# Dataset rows
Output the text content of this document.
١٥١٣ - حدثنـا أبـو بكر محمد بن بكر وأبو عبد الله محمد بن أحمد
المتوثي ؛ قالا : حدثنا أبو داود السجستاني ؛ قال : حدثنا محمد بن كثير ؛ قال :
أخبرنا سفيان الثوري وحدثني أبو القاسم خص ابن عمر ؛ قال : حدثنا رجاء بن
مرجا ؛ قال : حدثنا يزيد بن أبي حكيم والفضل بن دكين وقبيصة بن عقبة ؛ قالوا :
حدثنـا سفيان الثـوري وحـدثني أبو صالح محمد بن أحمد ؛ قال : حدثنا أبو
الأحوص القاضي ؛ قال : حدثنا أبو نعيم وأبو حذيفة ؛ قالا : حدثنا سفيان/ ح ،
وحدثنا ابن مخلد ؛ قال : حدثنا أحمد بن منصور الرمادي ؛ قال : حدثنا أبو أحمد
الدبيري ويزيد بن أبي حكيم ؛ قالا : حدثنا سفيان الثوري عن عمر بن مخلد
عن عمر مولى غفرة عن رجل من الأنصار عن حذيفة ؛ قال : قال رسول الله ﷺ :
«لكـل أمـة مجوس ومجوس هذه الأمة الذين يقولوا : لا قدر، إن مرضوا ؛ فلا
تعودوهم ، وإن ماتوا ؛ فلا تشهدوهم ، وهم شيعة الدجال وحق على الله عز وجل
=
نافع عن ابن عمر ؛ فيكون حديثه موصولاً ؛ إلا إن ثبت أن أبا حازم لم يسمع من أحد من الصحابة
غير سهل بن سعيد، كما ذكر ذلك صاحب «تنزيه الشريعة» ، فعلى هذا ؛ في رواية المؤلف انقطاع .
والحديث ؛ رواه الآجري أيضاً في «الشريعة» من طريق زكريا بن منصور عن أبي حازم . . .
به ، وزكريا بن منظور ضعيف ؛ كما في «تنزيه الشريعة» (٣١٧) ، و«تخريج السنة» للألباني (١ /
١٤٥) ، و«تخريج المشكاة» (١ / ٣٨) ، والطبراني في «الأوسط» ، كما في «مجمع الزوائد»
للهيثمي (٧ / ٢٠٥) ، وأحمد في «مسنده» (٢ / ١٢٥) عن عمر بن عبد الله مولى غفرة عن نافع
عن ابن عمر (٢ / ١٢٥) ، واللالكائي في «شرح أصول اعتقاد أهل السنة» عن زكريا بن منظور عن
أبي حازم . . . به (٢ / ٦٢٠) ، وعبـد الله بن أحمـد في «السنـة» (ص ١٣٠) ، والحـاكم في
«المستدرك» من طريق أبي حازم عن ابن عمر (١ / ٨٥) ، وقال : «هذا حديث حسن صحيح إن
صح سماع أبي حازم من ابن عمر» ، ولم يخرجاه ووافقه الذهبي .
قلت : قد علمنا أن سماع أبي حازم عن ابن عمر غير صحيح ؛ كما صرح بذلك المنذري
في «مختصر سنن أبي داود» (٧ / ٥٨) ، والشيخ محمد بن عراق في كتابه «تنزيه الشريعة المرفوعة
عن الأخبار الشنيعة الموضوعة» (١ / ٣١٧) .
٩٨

# SHORT EXERCISE
Reproduce the material in full, with no word added or dropped.

# WRITTEN RESPONSE
Output the text content of this document.
١٥١٣ - حدثنـا أبـو بكر محمد بن بكر وأبو عبد الله محمد بن أحمد
المتوثي ؛ قالا : حدثنا أبو داود السجستاني ؛ قال : حدثنا محمد بن كثير ؛ قال :
أخبرنا سفيان الثوري وحدثني أبو القاسم خص ابن عمر ؛ قال : حدثنا رجاء بن
مرجا ؛ قال : حدثنا يزيد بن أبي حكيم والفضل بن دكين وقبيصة بن عقبة ؛ قالوا :
حدثنـا سفيان الثـوري وحـدثني أبو صالح محمد بن أحمد ؛ قال : حدثنا أبو
الأحوص القاضي ؛ قال : حدثنا أبو نعيم وأبو حذيفة ؛ قالا : حدثنا سفيان/ ح ،
وحدثنا ابن مخلد ؛ قال : حدثنا أحمد بن منصور الرمادي ؛ قال : حدثنا أبو أحمد
الدبيري ويزيد بن أبي حكيم ؛ قالا : حدثنا سفيان الثوري عن عمر بن مخلد
عن عمر مولى غفرة عن رجل من الأنصار عن حذيفة ؛ قال : قال رسول الله ﷺ :
«لكـل أمـة مجوس ومجوس هذه الأمة الذين يقولوا : لا قدر، إن مرضوا ؛ فلا
تعودوهم ، وإن ماتوا ؛ فلا تشهدوهم ، وهم شيعة الدجال وحق على الله عز وجل
=
نافع عن ابن عمر ؛ فيكون حديثه موصولاً ؛ إلا إن ثبت أن أبا حازم لم يسمع من أحد من الصحابة
غير سهل بن سعيد، كما ذكر ذلك صاحب «تنزيه الشريعة» ، فعلى هذا ؛ في رواية المؤلف انقطاع .
والحديث ؛ رواه الآجري أيضاً في «الشريعة» من طريق زكريا بن منصور عن أبي حازم . . .
به ، وزكريا بن منظور ضعيف ؛ كما في «تنزيه الشريعة» (٣١٧) ، و«تخريج السنة» للألباني (١ /
١٤٥) ، و«تخريج المشكاة» (١ / ٣٨) ، والطبراني في «الأوسط» ، كما في «مجمع الزوائد»
للهيثمي (٧ / ٢٠٥) ، وأحمد في «مسنده» (٢ / ١٢٥) عن عمر بن عبد الله مولى غفرة عن نافع
عن ابن عمر (٢ / ١٢٥) ، واللالكائي في «شرح أصول اعتقاد أهل السنة» عن زكريا بن منظور عن
أبي حازم . . . به (٢ / ٦٢٠) ، وعبـد الله بن أحمـد في «السنـة» (ص ١٣٠) ، والحـاكم في
«المستدرك» من طريق أبي حازم عن ابن عمر (١ / ٨٥) ، وقال : «هذا حديث حسن صحيح إن
صح سماع أبي حازم من ابن عمر» ، ولم يخرجاه ووافقه الذهبي .
قلت : قد علمنا أن سماع أبي حازم عن ابن عمر غير صحيح ؛ كما صرح بذلك المنذري
في «مختصر سنن أبي داود» (٧ / ٥٨) ، والشيخ محمد بن عراق في كتابه «تنزيه الشريعة المرفوعة
عن الأخبار الشنيعة الموضوعة» (١ / ٣١٧) .
٩٨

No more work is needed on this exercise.